Data entries:
▼

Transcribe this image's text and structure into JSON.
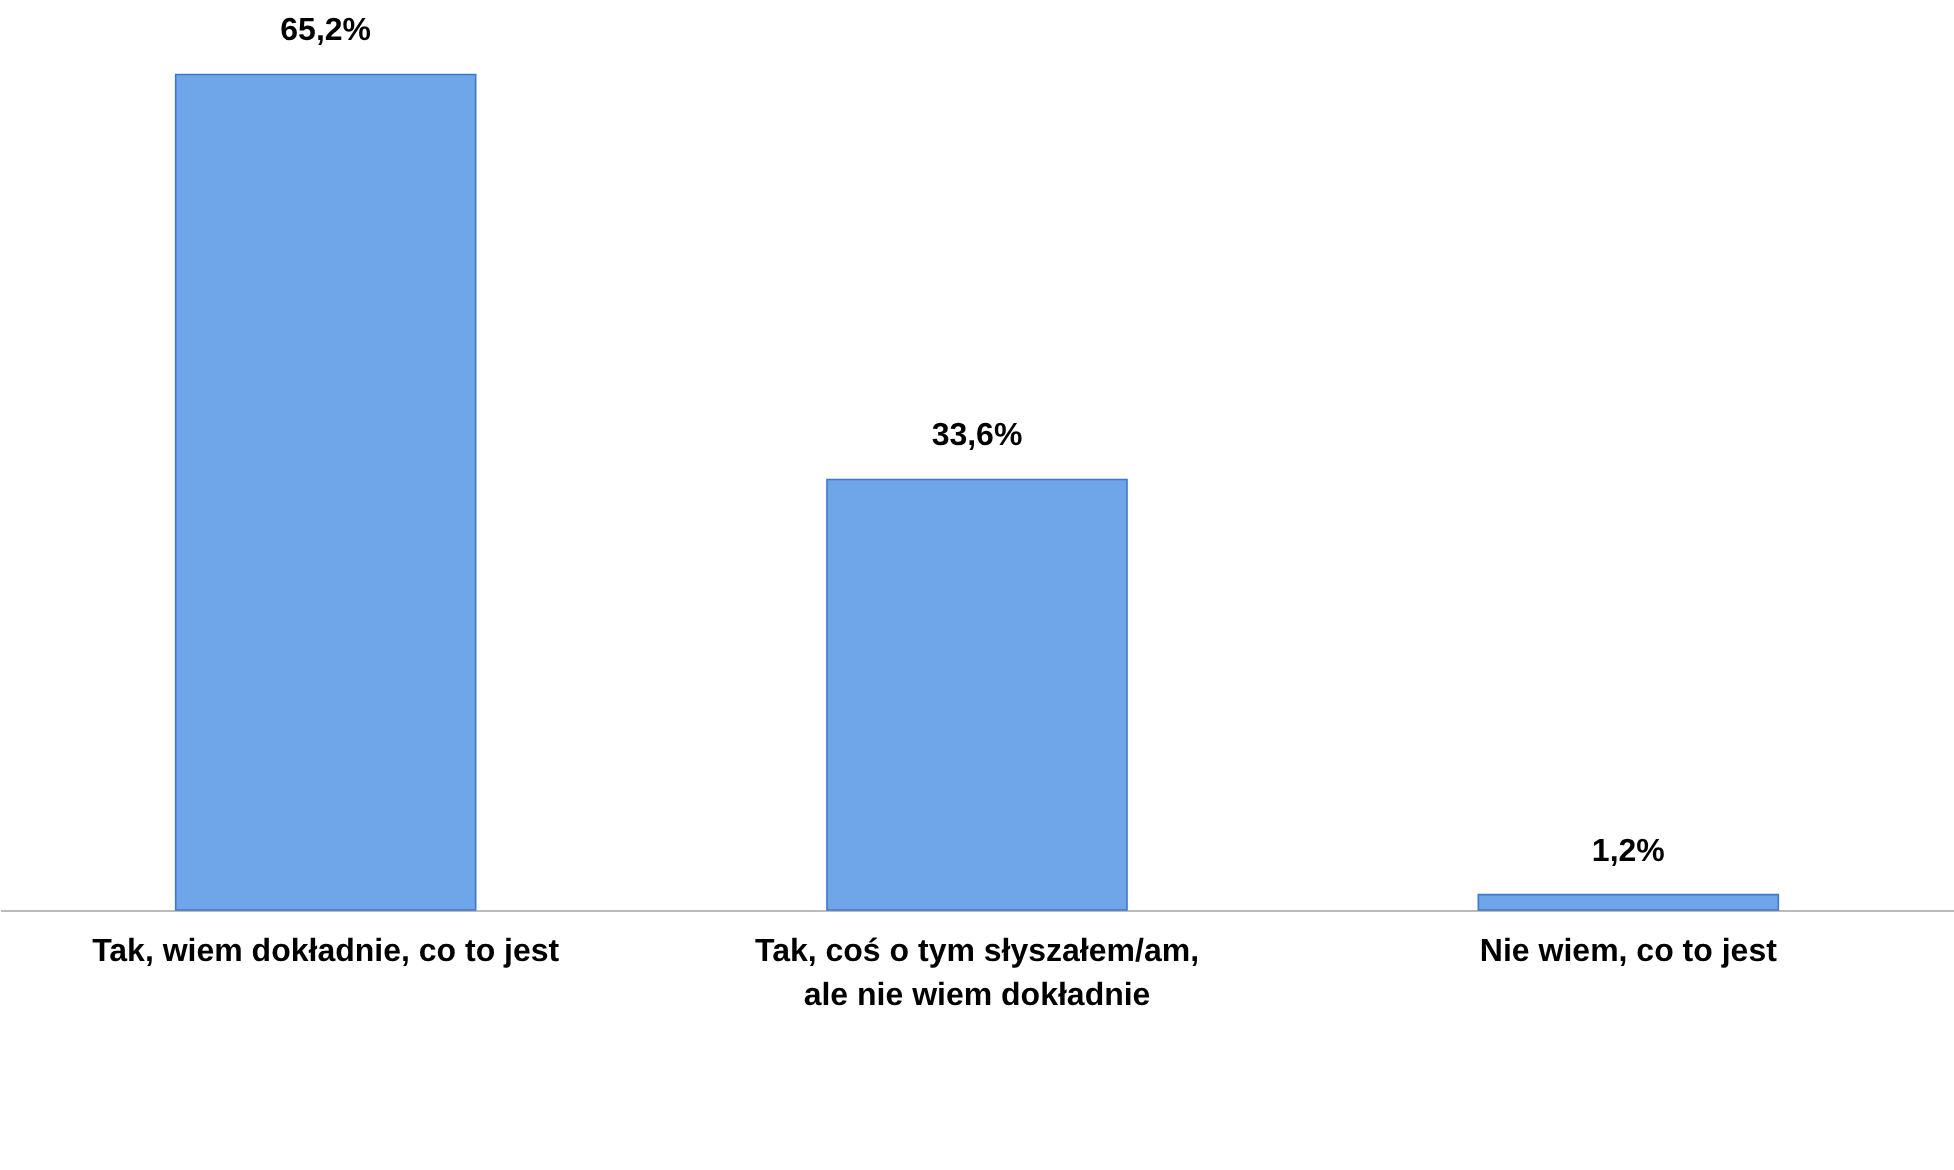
{
  "chart_data": {
    "type": "bar",
    "categories": [
      "Tak, wiem dokładnie, co to jest",
      "Tak, coś o tym słyszałem/am, ale nie wiem dokładnie",
      "Nie wiem, co to jest"
    ],
    "values": [
      65.2,
      33.6,
      1.2
    ],
    "color": "#6fa6ea",
    "value_labels": [
      "65,2%",
      "33,6%",
      "1,2%"
    ]
  }
}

▲

== Short problem ==
Every line should be retyped exactly, with the pictures omitted.

== Worked answer ==
Transcribe this image's text and structure into JSON.
{
  "chart_data": {
    "type": "bar",
    "categories": [
      "Tak, wiem dokładnie, co to jest",
      "Tak, coś o tym słyszałem/am, ale nie wiem dokładnie",
      "Nie wiem, co to jest"
    ],
    "values": [
      65.2,
      33.6,
      1.2
    ],
    "color": "#6fa6ea",
    "value_labels": [
      "65,2%",
      "33,6%",
      "1,2%"
    ]
  }
}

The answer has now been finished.